(Extracts from a graphics dataset)
────────

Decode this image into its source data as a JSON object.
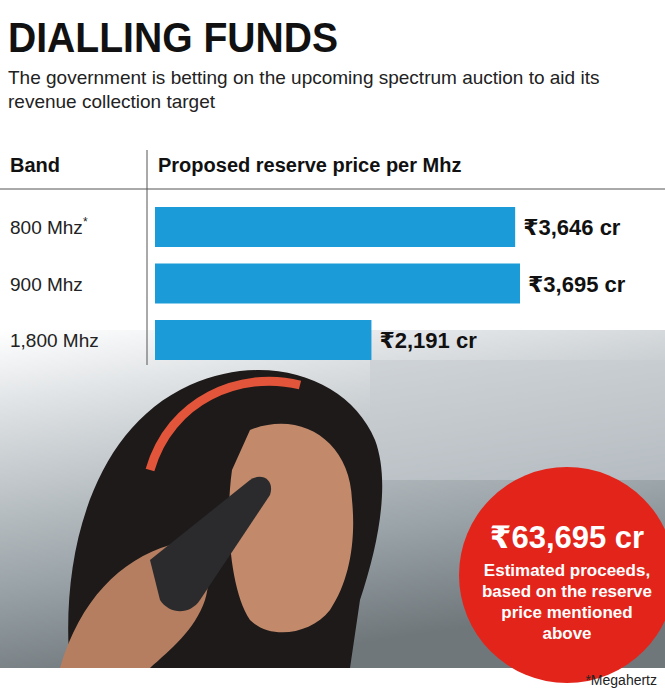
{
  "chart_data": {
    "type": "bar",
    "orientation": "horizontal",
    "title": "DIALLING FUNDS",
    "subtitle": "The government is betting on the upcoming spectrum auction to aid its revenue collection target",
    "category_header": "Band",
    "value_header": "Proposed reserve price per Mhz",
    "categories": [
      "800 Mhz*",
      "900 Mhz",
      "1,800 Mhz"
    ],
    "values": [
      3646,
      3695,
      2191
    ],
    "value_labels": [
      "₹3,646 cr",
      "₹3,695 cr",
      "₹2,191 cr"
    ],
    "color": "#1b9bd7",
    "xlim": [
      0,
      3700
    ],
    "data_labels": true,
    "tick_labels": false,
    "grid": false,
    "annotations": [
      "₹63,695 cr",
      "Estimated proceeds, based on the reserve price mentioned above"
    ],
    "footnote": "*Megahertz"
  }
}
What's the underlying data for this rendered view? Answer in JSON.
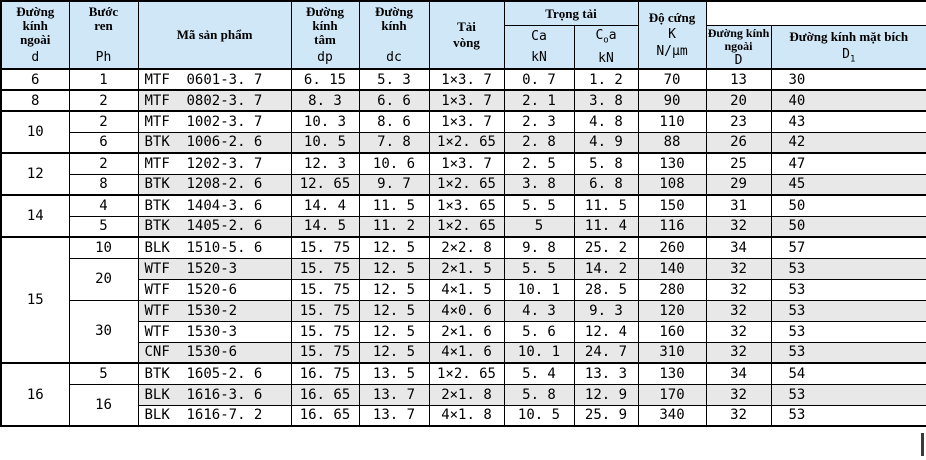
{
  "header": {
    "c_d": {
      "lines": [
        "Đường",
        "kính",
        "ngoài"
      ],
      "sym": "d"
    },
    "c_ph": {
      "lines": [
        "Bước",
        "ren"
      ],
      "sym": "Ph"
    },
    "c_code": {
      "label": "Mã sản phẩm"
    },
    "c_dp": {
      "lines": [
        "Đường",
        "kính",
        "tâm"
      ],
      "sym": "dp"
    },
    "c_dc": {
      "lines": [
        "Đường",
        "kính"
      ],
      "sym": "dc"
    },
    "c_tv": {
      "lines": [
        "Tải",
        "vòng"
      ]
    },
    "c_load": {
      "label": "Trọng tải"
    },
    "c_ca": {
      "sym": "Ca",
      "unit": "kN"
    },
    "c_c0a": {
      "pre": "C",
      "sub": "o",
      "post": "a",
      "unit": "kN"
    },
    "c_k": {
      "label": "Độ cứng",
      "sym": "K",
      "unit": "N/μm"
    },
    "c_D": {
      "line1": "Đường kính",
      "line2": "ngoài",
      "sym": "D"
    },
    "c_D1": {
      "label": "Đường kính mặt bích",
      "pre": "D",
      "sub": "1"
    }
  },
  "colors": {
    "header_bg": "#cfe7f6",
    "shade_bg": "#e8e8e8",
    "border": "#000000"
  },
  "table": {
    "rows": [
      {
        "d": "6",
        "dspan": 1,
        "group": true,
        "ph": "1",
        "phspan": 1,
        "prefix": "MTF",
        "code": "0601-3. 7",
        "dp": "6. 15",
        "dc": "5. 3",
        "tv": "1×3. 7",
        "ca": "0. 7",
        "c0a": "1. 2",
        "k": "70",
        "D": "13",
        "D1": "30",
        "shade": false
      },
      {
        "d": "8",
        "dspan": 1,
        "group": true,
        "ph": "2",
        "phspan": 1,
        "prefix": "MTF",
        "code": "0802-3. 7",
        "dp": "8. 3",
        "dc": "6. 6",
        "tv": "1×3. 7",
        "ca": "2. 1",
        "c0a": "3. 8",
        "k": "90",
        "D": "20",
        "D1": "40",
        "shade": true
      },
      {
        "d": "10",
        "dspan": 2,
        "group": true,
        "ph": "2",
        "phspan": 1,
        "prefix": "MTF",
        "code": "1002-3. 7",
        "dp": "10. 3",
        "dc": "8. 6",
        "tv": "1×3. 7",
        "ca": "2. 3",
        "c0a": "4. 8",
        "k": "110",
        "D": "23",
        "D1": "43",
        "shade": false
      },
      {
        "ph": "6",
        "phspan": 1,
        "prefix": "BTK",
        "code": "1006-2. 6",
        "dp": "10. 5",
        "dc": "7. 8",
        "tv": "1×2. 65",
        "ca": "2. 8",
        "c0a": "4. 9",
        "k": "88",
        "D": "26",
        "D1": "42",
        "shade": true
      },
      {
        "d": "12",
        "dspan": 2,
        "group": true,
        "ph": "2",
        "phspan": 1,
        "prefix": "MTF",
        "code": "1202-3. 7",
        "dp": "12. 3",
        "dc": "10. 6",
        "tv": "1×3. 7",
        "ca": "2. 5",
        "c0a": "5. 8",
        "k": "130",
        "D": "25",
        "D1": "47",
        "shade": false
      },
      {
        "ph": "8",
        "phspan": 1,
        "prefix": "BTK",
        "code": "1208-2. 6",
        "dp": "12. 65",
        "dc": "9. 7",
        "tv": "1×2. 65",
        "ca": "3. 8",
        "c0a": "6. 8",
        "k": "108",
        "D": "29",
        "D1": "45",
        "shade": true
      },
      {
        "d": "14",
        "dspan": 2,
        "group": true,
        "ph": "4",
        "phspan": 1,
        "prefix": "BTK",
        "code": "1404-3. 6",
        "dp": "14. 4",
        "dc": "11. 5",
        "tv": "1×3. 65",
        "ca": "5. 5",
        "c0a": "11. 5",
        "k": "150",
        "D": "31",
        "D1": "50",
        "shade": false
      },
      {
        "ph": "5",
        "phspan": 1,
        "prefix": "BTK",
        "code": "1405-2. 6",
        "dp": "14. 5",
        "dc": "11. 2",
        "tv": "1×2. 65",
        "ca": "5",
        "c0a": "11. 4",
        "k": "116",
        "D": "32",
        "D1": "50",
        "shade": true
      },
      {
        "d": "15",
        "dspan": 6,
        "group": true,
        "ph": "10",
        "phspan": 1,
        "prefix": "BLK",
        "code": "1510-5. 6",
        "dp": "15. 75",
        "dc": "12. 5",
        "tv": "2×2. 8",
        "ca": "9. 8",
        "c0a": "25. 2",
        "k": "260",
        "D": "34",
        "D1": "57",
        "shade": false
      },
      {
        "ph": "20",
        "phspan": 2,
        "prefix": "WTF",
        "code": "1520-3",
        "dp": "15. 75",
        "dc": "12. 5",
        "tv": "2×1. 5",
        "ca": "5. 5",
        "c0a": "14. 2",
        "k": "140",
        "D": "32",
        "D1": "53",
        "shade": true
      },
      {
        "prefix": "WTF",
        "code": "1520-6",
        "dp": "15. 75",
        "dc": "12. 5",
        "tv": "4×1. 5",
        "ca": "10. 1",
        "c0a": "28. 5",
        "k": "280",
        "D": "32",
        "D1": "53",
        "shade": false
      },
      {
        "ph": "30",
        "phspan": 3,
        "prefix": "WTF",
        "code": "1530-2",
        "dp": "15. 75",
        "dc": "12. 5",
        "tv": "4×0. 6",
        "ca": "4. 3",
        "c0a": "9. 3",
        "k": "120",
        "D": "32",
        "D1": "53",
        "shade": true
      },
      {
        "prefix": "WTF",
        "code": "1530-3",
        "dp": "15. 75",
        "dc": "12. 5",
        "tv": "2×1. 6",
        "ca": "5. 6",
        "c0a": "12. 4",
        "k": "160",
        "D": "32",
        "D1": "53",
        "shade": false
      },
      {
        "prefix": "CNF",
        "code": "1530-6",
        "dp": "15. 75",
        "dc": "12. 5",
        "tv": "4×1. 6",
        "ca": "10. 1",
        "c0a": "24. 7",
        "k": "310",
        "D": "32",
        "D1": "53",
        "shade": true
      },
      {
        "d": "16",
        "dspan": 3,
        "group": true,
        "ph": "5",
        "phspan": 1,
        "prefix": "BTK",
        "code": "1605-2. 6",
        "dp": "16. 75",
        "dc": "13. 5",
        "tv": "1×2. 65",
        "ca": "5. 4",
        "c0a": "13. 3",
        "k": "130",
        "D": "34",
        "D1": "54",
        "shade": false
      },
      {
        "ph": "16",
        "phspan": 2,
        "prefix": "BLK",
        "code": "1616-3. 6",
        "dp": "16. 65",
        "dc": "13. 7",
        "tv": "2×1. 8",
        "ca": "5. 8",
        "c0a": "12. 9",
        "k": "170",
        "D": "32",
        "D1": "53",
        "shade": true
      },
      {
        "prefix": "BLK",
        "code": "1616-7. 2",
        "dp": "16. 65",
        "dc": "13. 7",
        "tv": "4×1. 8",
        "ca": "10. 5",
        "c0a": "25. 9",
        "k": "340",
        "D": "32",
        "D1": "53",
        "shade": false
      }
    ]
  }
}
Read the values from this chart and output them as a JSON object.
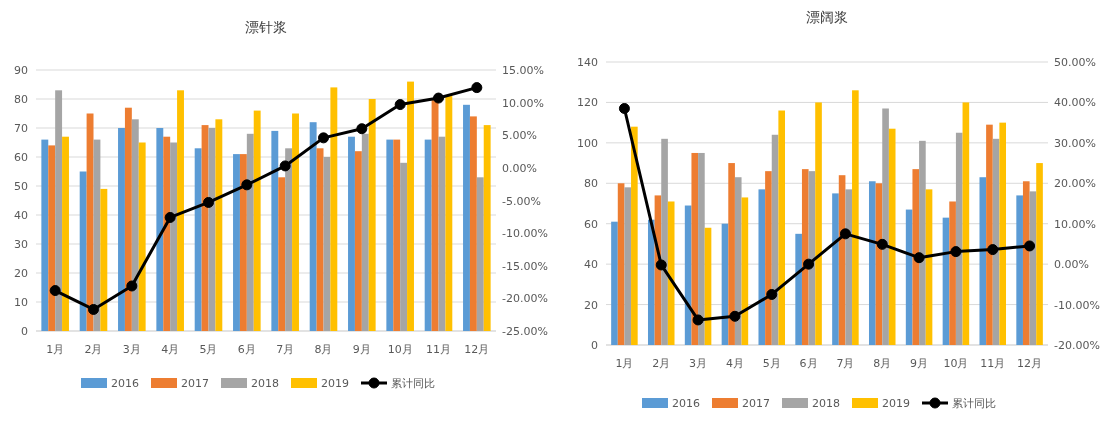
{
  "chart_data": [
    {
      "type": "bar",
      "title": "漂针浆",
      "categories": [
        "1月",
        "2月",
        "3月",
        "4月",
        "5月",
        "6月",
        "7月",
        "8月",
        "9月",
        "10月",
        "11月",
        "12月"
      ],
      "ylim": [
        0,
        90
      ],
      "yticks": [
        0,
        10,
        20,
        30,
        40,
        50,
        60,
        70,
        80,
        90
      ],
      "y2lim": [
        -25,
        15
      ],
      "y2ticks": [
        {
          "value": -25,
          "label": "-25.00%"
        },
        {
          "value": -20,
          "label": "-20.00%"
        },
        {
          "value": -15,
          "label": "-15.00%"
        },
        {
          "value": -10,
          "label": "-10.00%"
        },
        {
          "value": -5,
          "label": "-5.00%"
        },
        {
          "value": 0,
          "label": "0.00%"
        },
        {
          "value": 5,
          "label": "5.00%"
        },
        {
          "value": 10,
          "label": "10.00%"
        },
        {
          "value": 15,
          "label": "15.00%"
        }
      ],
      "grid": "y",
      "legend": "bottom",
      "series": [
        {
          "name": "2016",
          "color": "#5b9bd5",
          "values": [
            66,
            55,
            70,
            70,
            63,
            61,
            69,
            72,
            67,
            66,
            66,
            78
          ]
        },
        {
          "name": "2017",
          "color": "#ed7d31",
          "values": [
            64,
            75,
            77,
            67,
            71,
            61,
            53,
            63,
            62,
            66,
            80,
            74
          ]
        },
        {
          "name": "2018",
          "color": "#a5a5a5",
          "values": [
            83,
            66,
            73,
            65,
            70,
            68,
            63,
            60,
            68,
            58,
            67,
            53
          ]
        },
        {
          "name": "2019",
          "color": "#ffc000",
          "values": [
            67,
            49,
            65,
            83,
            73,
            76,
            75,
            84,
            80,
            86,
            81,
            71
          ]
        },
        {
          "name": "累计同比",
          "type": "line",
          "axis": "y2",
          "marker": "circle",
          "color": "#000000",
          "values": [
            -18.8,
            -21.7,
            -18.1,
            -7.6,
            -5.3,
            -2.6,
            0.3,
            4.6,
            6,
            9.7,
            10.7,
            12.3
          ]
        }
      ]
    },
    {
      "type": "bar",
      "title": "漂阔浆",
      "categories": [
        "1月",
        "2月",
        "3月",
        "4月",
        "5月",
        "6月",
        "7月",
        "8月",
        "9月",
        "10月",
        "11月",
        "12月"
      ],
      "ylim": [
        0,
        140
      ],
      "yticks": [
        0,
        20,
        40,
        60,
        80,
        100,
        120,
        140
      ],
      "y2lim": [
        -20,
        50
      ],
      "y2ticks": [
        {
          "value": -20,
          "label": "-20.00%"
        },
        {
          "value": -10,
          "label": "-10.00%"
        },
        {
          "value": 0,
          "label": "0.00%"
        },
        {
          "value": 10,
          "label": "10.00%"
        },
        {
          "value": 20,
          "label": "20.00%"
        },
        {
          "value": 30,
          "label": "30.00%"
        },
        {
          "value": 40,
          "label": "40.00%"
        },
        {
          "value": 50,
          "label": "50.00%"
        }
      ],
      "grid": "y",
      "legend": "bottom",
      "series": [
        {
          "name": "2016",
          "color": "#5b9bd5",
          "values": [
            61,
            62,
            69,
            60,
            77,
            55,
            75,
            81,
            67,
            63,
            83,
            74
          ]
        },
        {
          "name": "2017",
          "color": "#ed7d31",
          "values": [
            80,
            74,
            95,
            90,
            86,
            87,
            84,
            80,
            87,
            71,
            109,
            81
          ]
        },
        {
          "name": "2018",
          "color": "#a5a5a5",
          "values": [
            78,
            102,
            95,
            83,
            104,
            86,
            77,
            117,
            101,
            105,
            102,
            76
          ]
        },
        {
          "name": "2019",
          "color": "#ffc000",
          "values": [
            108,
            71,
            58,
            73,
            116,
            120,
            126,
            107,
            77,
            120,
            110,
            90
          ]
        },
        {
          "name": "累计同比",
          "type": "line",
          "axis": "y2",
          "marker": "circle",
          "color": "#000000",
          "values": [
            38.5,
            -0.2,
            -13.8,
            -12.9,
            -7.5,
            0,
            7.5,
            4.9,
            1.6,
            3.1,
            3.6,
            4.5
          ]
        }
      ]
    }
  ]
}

────────

--- EXERCISE ---
Check each line of the records for "JSON" and copy the ones that contain it.

--- ANSWER TO THE PROBLEM ---
Decode this image into its source data as a JSON object.
What's the underlying data for this rendered view? Answer in JSON.
Read the values from this chart and output them as a JSON object.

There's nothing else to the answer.